>> BEGIN DOCUMENT PASSAGE
Return under sec.153A filed withdrawing LTCG claimed u/s.10(38). Search Assessment Order passed u/s.153A r.w.s. 143(3) in November, 2017 assessing the entire sale proceeds of listed shares u/s.68 thereby, in effect, making an addition of the purchase price to the returned income. Penalty u/s.271(1)(c) initiated separately. Assessee filed appeal against the addition of purchase price only and charging of interest u/s.234A etc. due to delay in filing of return for the reason of belated supply of seized material. Penalty Proceedings u/s.271(1)(c) kept in abeyance by A.O. Appeal of the assessee partly allowed in respect of purchase price by CIT(A) in July, 2018 but interest was held to be mandatorily chargeable. Assessee filed an appeal before the ITAT in respect of interest only. In term of VSV, the assessee wants to avail of the DTVsV. What would be the fate of penalty proceedings u/s.271(1)(c) after DTVsV [though no appeal had been filed against penalty element on LTCG declared in return u/s.153A and the addition on account of purchase price deleted by CIT(A)]??

Answer

As we understand from your query, penalty proceedings are in abeyance with the Ld. AO and quantum stands accepted. Only the purchase price of the shares was disputed by the assessee, which was allowed by CIT(A). Settlement of interest under VSVA will have no implications on the penalty proceedings. 

Since no appeal was filed by department against purchase price of shares, hence the question of penalty does not arise.

As far as penalty on LTCG for shares is concerned, there is no immunity even if you go and file for VSV for the appeal pending before ITAT. Section 6 of the VSVA reads as under 

“6. Subject to the provisions of section 5, the designated authority shall not institute any proceeding in respect of an offence; or impose or levy any penalty; or charge any interest under the Income-tax Act in respect of tax arrear.”

 

Section 2(1)(o) of the VSVA defines “tax arrear” as under; 

(o) “tax arrear” means,—

(i) the aggregate amount of disputed tax, interest chargeable or charged on such disputed tax, and penalty leviable or levied on such disputed tax; or

(ii) disputed interest; or

(iii) disputed penalty; or

(iv) disputed fee,

as determined under the provisions of the Income-tax Act.

Reading this sections together, it is clear that immunity is restricted to settlement of disputed issues only.   There are case laws when the returned income is accepted there cannot be penalty. We presume that the department may not initiate the penalty proceedings . In case penalty is levied it will be reasonable good case for appeal .
>> END DOCUMENT PASSAGE
§ TASK LIST:
a - In the tax passage above, which section of the VSVA defines "tax arrear"?
b - Rewrite the paragraph of the tax passage that begins "As we understand from your query" more briefly, keeping its main facts.
c - Continue the tax passage from its last sentence.
>> BEGIN STORED DATA
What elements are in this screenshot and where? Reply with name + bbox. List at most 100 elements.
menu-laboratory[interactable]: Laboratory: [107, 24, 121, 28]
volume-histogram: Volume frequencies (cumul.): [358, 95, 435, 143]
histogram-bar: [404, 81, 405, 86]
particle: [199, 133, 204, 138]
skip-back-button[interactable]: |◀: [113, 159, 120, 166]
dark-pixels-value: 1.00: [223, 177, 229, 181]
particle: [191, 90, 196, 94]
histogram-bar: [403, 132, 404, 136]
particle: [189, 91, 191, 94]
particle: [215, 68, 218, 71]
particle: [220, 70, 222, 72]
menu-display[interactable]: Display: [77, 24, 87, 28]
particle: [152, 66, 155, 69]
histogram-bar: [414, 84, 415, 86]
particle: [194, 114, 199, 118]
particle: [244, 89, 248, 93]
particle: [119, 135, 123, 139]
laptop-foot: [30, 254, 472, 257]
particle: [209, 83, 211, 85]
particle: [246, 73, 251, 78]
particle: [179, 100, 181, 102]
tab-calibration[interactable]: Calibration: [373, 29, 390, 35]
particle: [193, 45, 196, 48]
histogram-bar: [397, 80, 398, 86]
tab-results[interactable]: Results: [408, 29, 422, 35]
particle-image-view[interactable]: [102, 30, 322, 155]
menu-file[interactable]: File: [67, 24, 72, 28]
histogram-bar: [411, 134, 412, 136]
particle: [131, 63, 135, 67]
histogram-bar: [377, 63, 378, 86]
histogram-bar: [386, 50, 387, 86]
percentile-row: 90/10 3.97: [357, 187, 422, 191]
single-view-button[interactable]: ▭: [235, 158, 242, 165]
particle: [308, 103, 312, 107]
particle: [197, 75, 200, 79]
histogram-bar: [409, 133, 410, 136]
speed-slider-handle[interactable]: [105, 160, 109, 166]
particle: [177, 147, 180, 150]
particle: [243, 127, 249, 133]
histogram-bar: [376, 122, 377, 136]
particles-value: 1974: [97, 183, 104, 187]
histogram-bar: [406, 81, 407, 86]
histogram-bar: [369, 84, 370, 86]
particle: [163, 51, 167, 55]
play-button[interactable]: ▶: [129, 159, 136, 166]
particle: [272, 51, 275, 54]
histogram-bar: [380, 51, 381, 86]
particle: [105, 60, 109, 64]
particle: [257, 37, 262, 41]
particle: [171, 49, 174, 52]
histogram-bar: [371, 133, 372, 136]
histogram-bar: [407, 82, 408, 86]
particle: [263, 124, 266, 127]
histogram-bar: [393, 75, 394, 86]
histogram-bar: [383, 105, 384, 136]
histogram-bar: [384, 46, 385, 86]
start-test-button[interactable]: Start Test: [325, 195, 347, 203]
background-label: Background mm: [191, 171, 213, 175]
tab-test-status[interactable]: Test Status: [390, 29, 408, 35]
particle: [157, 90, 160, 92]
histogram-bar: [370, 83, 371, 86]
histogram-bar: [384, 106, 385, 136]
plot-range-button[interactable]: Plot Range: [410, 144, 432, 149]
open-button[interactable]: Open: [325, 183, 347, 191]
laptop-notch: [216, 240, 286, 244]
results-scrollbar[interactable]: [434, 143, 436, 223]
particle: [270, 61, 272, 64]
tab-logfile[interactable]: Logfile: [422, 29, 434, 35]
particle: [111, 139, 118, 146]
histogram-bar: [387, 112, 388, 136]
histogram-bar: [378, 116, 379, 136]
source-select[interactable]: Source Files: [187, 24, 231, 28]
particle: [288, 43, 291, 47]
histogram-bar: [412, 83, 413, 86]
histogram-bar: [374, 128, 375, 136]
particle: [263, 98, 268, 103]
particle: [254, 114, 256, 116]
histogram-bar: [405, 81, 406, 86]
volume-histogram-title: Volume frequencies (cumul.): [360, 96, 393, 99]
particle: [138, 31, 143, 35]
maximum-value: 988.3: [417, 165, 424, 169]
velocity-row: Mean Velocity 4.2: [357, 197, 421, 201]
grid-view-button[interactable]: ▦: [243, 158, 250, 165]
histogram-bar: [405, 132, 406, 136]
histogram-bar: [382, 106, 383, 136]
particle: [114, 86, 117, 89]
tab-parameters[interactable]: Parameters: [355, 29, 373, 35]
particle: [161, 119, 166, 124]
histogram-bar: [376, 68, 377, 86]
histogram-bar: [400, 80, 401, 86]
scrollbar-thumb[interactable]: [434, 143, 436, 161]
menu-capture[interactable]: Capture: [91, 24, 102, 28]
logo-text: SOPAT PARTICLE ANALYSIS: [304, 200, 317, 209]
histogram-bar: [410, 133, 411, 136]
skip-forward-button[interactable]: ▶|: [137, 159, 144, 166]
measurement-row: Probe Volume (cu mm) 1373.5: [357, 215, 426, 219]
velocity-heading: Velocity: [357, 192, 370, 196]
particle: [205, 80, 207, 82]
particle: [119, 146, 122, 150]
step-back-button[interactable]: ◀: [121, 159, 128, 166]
>> END STORED DATA
§ ANSWERS TO EACH TASK:
a - Section 2(1)(o)

b - The penalty proceedings are in abeyance with the AO, and the quantum stands accepted. The assessee disputed only the purchase price of the shares, which the CIT(A) allowed. Settling the interest under the VSVA will not affect the penalty proceedings.

c -
Query

Dear sir, My case does not fall under Search/survey and hence Zero or NIL has been put against the information under this head.
While filing Form-1, error is generated saying incorrect figure.Please advise,how these columns should be dealt.
CA E.H.Ansari
9415354097
mail; ekku51@yahoo.in

Answer

We are unaware about what data did you insert while filing the Form and are unaware of kind of error are you facing. Can you be a bit more elaborate and run us through complete details and steps so that we can identify the issue.  You may try to contact the designated official , who will be able to help you . If it is general problem to all the assesses , it may require representation before Board .  

Query

Where a declarant exercises the option in Form 1 of carrying forward the reduced loss ( arrived at after the addition made by the A.O. in the assessment order), the certificate to be issued by the designated authority ( Form 3) and the order to be passed by the designated authority ( Form 5) does not prescribe an appropriate wording permitting the declarant to carry forward the reduced loss to subsequent years. In the absence of an appropriate wording how is a declarant protected that in future the assessing officer does not deny the benefit of carry forward of the reduced amount of loss.

Answer

 The protection for carry forward of loss and set off in subsequent years runs from the Act and the Rules and not from the certificate/order in Form 3 or Form 5. However, if the certificate does mention the amounts, it would have been better. Hence you may write a letter to designated authority to clearly mention the amounts. But not having mention in the certificate would not allow AO to deny benefits in subsequent years, and you may challenge such action whenever the cause of action arises.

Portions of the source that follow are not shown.